Begin
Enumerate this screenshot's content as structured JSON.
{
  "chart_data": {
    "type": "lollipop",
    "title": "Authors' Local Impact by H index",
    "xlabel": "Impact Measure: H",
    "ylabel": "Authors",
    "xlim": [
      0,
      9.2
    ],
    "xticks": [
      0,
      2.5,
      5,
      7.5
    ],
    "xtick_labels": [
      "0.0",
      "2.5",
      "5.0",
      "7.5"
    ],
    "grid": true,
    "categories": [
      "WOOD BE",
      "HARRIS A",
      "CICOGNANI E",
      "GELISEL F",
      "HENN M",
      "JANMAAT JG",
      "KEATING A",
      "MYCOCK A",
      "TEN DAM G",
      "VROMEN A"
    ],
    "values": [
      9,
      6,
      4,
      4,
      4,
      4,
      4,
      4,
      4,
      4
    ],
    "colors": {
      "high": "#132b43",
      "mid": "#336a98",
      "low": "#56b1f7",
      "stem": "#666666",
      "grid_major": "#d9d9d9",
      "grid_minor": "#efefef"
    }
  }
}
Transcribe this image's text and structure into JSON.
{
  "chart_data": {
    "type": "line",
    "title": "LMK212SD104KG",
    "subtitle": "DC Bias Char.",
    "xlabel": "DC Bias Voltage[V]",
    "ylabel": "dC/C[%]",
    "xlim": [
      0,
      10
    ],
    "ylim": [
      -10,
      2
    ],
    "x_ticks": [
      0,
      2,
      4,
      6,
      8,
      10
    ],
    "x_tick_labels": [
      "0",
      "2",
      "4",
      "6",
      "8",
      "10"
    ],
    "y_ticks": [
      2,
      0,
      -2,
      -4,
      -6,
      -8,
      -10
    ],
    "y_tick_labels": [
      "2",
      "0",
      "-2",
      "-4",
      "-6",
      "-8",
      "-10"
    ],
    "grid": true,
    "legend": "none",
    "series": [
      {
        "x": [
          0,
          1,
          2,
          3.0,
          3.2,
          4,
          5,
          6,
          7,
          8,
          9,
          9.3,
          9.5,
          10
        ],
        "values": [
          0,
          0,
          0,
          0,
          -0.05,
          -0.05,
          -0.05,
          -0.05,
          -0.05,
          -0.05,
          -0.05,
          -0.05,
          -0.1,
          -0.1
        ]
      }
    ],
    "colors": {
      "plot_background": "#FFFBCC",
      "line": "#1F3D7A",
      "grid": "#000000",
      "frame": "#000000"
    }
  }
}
End
### Set exercise:
All of the material must be reproduced exactly.

### Answer for the task:
Enumerate this screenshot's content as structured JSON.
{
  "chart_data": {
    "type": "lollipop",
    "title": "Authors' Local Impact by H index",
    "xlabel": "Impact Measure: H",
    "ylabel": "Authors",
    "xlim": [
      0,
      9.2
    ],
    "xticks": [
      0,
      2.5,
      5,
      7.5
    ],
    "xtick_labels": [
      "0.0",
      "2.5",
      "5.0",
      "7.5"
    ],
    "grid": true,
    "categories": [
      "WOOD BE",
      "HARRIS A",
      "CICOGNANI E",
      "GELISEL F",
      "HENN M",
      "JANMAAT JG",
      "KEATING A",
      "MYCOCK A",
      "TEN DAM G",
      "VROMEN A"
    ],
    "values": [
      9,
      6,
      4,
      4,
      4,
      4,
      4,
      4,
      4,
      4
    ],
    "colors": {
      "high": "#132b43",
      "mid": "#336a98",
      "low": "#56b1f7",
      "stem": "#666666",
      "grid_major": "#d9d9d9",
      "grid_minor": "#efefef"
    }
  }
}
Transcribe this image's text and structure into JSON.
{
  "chart_data": {
    "type": "line",
    "title": "LMK212SD104KG",
    "subtitle": "DC Bias Char.",
    "xlabel": "DC Bias Voltage[V]",
    "ylabel": "dC/C[%]",
    "xlim": [
      0,
      10
    ],
    "ylim": [
      -10,
      2
    ],
    "x_ticks": [
      0,
      2,
      4,
      6,
      8,
      10
    ],
    "x_tick_labels": [
      "0",
      "2",
      "4",
      "6",
      "8",
      "10"
    ],
    "y_ticks": [
      2,
      0,
      -2,
      -4,
      -6,
      -8,
      -10
    ],
    "y_tick_labels": [
      "2",
      "0",
      "-2",
      "-4",
      "-6",
      "-8",
      "-10"
    ],
    "grid": true,
    "legend": "none",
    "series": [
      {
        "x": [
          0,
          1,
          2,
          3.0,
          3.2,
          4,
          5,
          6,
          7,
          8,
          9,
          9.3,
          9.5,
          10
        ],
        "values": [
          0,
          0,
          0,
          0,
          -0.05,
          -0.05,
          -0.05,
          -0.05,
          -0.05,
          -0.05,
          -0.05,
          -0.05,
          -0.1,
          -0.1
        ]
      }
    ],
    "colors": {
      "plot_background": "#FFFBCC",
      "line": "#1F3D7A",
      "grid": "#000000",
      "frame": "#000000"
    }
  }
}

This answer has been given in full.